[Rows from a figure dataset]
***
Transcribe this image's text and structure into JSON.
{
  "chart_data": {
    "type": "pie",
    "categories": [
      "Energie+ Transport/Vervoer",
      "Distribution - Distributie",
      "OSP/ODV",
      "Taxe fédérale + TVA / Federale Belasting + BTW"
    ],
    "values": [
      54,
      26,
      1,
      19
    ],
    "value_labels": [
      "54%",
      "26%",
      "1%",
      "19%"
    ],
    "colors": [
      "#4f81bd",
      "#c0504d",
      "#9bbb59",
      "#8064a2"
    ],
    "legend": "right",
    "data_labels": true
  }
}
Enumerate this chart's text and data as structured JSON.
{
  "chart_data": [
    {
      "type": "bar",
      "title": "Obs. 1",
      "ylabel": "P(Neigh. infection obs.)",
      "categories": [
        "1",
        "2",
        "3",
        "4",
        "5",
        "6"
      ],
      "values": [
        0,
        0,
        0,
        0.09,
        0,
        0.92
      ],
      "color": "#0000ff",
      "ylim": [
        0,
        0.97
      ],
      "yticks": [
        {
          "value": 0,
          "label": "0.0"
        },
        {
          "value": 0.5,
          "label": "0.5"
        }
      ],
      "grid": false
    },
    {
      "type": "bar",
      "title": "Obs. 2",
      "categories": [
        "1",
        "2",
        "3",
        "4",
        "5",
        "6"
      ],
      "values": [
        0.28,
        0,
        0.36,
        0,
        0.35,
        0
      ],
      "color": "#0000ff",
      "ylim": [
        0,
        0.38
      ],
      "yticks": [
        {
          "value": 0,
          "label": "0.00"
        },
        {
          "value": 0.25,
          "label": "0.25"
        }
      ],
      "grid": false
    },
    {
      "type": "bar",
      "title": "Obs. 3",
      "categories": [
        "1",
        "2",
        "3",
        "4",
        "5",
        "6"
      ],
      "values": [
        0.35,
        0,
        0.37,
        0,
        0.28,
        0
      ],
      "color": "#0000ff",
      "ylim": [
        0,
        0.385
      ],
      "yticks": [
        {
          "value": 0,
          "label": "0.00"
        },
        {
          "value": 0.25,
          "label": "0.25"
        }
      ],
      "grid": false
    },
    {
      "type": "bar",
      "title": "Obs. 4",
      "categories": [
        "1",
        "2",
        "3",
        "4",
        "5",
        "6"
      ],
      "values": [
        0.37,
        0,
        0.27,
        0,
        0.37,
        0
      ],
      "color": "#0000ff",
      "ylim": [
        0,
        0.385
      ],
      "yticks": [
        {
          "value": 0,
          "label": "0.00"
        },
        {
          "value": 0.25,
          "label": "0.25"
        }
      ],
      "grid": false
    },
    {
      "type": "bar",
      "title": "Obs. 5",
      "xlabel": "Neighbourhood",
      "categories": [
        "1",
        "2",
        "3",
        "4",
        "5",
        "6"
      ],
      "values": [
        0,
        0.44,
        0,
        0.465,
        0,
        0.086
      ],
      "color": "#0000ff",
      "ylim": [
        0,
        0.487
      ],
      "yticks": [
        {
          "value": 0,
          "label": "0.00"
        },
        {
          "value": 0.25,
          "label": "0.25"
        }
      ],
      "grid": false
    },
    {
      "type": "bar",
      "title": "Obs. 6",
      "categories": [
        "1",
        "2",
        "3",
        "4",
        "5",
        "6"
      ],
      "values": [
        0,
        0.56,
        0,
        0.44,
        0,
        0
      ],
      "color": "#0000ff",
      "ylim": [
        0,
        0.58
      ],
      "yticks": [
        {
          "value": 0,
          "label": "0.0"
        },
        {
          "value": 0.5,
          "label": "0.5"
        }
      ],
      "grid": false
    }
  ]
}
***
• **WHAT THIS TASK INVOLVES**
Write down the full listing again, exactly.

• **FULL OUTPUT**
Transcribe this image's text and structure into JSON.
{
  "chart_data": {
    "type": "pie",
    "categories": [
      "Energie+ Transport/Vervoer",
      "Distribution - Distributie",
      "OSP/ODV",
      "Taxe fédérale + TVA / Federale Belasting + BTW"
    ],
    "values": [
      54,
      26,
      1,
      19
    ],
    "value_labels": [
      "54%",
      "26%",
      "1%",
      "19%"
    ],
    "colors": [
      "#4f81bd",
      "#c0504d",
      "#9bbb59",
      "#8064a2"
    ],
    "legend": "right",
    "data_labels": true
  }
}
Enumerate this chart's text and data as structured JSON.
{
  "chart_data": [
    {
      "type": "bar",
      "title": "Obs. 1",
      "ylabel": "P(Neigh. infection obs.)",
      "categories": [
        "1",
        "2",
        "3",
        "4",
        "5",
        "6"
      ],
      "values": [
        0,
        0,
        0,
        0.09,
        0,
        0.92
      ],
      "color": "#0000ff",
      "ylim": [
        0,
        0.97
      ],
      "yticks": [
        {
          "value": 0,
          "label": "0.0"
        },
        {
          "value": 0.5,
          "label": "0.5"
        }
      ],
      "grid": false
    },
    {
      "type": "bar",
      "title": "Obs. 2",
      "categories": [
        "1",
        "2",
        "3",
        "4",
        "5",
        "6"
      ],
      "values": [
        0.28,
        0,
        0.36,
        0,
        0.35,
        0
      ],
      "color": "#0000ff",
      "ylim": [
        0,
        0.38
      ],
      "yticks": [
        {
          "value": 0,
          "label": "0.00"
        },
        {
          "value": 0.25,
          "label": "0.25"
        }
      ],
      "grid": false
    },
    {
      "type": "bar",
      "title": "Obs. 3",
      "categories": [
        "1",
        "2",
        "3",
        "4",
        "5",
        "6"
      ],
      "values": [
        0.35,
        0,
        0.37,
        0,
        0.28,
        0
      ],
      "color": "#0000ff",
      "ylim": [
        0,
        0.385
      ],
      "yticks": [
        {
          "value": 0,
          "label": "0.00"
        },
        {
          "value": 0.25,
          "label": "0.25"
        }
      ],
      "grid": false
    },
    {
      "type": "bar",
      "title": "Obs. 4",
      "categories": [
        "1",
        "2",
        "3",
        "4",
        "5",
        "6"
      ],
      "values": [
        0.37,
        0,
        0.27,
        0,
        0.37,
        0
      ],
      "color": "#0000ff",
      "ylim": [
        0,
        0.385
      ],
      "yticks": [
        {
          "value": 0,
          "label": "0.00"
        },
        {
          "value": 0.25,
          "label": "0.25"
        }
      ],
      "grid": false
    },
    {
      "type": "bar",
      "title": "Obs. 5",
      "xlabel": "Neighbourhood",
      "categories": [
        "1",
        "2",
        "3",
        "4",
        "5",
        "6"
      ],
      "values": [
        0,
        0.44,
        0,
        0.465,
        0,
        0.086
      ],
      "color": "#0000ff",
      "ylim": [
        0,
        0.487
      ],
      "yticks": [
        {
          "value": 0,
          "label": "0.00"
        },
        {
          "value": 0.25,
          "label": "0.25"
        }
      ],
      "grid": false
    },
    {
      "type": "bar",
      "title": "Obs. 6",
      "categories": [
        "1",
        "2",
        "3",
        "4",
        "5",
        "6"
      ],
      "values": [
        0,
        0.56,
        0,
        0.44,
        0,
        0
      ],
      "color": "#0000ff",
      "ylim": [
        0,
        0.58
      ],
      "yticks": [
        {
          "value": 0,
          "label": "0.0"
        },
        {
          "value": 0.5,
          "label": "0.5"
        }
      ],
      "grid": false
    }
  ]
}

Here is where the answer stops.